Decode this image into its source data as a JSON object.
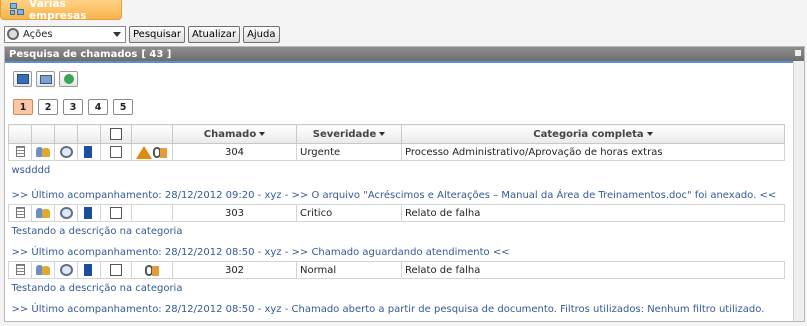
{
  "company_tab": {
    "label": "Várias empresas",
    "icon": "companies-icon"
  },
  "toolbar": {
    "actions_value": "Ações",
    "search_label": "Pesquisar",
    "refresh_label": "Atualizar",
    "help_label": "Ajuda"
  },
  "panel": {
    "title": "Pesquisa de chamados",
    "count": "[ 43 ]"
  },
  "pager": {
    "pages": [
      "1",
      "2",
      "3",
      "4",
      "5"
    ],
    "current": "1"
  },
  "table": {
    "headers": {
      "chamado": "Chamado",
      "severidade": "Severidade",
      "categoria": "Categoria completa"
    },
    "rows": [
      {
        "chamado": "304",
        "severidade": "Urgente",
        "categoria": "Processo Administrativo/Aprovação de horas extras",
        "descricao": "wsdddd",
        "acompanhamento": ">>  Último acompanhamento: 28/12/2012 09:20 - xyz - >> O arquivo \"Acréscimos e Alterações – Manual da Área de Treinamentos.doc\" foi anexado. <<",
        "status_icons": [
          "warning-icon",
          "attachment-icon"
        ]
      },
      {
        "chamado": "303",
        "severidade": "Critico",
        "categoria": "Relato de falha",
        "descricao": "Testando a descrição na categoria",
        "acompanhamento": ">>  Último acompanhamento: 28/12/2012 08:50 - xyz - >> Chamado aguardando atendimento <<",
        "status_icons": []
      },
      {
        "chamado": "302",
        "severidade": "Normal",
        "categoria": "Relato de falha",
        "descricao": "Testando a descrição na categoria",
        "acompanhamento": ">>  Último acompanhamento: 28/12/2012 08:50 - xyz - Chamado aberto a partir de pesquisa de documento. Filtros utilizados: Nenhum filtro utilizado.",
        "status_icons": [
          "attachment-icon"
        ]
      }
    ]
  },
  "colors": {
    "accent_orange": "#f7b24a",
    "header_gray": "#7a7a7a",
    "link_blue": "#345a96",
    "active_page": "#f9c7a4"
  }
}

= = = = = = =

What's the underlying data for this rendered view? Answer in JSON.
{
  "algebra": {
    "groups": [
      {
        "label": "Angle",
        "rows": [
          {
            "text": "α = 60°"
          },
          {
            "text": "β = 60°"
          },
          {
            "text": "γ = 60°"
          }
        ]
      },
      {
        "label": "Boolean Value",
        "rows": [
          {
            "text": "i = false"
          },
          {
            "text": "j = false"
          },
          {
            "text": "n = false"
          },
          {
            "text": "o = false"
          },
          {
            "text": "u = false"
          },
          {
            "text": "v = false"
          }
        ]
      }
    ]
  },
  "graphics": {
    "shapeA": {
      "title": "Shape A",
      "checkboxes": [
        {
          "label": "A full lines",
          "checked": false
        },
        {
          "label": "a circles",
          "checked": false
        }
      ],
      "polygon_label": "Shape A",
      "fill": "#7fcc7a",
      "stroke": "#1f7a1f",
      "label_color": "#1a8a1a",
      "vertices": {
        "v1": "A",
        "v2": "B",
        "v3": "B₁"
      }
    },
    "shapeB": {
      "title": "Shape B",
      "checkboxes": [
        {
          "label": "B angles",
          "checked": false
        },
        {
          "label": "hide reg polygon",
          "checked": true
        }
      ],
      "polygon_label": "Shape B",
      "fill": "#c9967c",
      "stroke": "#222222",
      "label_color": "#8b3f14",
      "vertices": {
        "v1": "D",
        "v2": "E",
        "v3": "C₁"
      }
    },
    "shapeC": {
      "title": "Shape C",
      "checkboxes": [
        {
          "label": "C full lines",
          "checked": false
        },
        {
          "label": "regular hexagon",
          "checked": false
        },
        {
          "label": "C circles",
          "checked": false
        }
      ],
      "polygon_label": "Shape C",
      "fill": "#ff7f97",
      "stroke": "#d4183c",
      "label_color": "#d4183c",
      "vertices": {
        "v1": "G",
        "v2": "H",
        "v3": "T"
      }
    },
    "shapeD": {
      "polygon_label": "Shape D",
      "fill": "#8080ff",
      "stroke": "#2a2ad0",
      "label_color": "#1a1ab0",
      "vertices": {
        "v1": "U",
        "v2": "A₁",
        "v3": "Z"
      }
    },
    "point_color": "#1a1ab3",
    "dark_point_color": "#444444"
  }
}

= = = = = = =

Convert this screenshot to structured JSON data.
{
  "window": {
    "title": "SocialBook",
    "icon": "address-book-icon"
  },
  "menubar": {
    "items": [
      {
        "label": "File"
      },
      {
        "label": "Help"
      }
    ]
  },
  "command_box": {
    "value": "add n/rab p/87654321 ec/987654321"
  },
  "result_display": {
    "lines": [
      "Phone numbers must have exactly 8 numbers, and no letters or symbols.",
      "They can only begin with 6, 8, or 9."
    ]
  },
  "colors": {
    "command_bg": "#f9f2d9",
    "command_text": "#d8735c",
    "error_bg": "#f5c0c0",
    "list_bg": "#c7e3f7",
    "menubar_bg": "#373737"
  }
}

= = = = = = =

### Task prompt
From the entries, copy out each line containing the word "full".

### Result below
          "label": "A full lines",
          "label": "C full lines",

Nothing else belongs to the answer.